Given request => Find the lines with the string "verdes" and return them.

A run of records
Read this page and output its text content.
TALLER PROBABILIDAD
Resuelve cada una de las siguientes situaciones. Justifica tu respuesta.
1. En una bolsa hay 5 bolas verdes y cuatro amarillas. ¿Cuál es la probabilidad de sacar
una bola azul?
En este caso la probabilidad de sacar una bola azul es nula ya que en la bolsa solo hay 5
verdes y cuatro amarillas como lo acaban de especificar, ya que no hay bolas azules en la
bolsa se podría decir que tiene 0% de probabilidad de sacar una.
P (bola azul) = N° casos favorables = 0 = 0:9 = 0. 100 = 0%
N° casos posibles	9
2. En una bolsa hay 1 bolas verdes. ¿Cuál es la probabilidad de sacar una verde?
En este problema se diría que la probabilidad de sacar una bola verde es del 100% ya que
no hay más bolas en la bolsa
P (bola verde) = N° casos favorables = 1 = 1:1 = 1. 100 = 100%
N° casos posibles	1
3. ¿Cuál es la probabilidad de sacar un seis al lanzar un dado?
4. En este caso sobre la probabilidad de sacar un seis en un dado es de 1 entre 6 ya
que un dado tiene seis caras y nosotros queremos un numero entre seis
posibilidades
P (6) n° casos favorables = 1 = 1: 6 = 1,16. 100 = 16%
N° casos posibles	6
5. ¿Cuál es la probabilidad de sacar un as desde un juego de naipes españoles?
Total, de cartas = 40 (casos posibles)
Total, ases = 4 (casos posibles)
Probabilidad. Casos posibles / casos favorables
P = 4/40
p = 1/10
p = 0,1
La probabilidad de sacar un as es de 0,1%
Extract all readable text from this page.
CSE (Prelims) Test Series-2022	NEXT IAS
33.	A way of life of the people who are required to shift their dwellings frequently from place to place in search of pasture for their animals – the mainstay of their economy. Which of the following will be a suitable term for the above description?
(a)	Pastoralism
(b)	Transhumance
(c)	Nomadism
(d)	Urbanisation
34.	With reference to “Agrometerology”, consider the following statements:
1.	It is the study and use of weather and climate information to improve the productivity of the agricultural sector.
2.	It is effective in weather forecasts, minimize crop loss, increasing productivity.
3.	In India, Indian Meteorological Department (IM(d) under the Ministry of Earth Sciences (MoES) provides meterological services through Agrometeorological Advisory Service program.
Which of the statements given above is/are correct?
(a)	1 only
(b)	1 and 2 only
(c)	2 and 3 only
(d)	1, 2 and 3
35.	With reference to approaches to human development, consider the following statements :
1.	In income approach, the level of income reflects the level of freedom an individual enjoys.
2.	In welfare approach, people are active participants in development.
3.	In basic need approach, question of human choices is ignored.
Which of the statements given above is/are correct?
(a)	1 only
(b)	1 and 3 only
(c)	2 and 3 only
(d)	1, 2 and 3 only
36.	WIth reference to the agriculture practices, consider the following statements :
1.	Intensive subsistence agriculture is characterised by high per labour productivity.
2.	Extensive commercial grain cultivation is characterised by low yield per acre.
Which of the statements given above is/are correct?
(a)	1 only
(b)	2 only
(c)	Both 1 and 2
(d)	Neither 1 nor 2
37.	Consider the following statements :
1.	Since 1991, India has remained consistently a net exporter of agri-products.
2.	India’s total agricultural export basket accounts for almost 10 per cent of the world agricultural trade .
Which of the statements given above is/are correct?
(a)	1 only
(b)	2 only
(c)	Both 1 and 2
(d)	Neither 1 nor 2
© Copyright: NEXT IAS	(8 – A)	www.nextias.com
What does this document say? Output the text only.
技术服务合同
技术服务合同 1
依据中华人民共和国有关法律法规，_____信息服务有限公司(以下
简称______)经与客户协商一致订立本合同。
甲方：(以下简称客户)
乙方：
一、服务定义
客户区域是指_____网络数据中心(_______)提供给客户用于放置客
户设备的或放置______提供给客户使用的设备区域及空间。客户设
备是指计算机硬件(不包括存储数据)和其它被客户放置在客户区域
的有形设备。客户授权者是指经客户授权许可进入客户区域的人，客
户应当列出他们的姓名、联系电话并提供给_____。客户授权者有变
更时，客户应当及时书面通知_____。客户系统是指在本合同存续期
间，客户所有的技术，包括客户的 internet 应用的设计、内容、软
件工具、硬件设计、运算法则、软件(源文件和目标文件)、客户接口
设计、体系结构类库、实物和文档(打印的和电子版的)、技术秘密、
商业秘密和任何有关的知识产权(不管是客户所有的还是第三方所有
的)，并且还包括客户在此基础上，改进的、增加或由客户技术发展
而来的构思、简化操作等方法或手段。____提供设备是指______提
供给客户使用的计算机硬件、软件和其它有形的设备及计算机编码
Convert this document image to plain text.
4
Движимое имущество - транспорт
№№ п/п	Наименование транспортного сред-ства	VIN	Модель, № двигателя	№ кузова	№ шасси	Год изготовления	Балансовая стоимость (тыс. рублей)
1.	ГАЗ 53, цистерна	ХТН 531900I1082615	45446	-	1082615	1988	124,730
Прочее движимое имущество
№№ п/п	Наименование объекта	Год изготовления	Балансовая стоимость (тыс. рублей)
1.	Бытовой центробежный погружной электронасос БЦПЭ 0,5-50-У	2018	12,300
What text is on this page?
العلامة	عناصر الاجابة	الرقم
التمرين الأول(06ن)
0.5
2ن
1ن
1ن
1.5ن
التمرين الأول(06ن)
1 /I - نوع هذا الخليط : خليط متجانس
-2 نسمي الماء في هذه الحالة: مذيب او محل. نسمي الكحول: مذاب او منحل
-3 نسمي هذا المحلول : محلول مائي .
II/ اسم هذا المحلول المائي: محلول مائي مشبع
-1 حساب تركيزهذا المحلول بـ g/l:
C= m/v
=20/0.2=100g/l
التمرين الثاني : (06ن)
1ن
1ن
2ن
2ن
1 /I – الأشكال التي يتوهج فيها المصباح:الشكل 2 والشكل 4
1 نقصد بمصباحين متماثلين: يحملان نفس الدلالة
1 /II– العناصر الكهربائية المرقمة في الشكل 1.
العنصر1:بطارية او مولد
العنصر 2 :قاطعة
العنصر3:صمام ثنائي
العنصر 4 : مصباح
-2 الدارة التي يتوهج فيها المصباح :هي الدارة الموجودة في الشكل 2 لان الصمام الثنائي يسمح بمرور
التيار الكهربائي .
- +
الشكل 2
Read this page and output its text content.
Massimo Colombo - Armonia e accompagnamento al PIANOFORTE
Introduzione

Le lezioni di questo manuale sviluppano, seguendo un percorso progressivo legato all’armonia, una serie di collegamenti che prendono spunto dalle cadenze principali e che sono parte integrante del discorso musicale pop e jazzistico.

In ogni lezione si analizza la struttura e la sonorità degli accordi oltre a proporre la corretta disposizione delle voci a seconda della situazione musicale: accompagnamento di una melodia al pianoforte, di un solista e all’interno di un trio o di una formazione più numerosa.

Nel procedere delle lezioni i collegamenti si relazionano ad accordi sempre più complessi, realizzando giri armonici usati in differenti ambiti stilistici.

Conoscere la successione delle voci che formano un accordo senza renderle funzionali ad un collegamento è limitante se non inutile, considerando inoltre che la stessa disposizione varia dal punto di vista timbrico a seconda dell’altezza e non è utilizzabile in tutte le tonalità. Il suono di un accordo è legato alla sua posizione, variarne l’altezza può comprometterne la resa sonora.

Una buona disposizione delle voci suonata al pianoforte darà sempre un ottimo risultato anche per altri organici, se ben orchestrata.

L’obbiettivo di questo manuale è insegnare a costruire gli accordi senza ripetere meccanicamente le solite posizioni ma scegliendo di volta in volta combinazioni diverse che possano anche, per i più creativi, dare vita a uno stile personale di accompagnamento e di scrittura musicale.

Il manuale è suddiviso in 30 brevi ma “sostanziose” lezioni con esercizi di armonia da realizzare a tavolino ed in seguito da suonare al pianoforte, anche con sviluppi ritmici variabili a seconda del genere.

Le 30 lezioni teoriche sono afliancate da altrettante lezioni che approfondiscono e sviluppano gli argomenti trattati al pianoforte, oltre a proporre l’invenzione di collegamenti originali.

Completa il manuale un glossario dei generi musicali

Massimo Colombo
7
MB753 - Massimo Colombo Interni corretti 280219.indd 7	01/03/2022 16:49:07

Written solution =>
1. En una bolsa hay 5 bolas verdes y cuatro amarillas. ¿Cuál es la probabilidad de sacar
verdes y cuatro amarillas como lo acaban de especificar, ya que no hay bolas azules en la
2. En una bolsa hay 1 bolas verdes. ¿Cuál es la probabilidad de sacar una verde?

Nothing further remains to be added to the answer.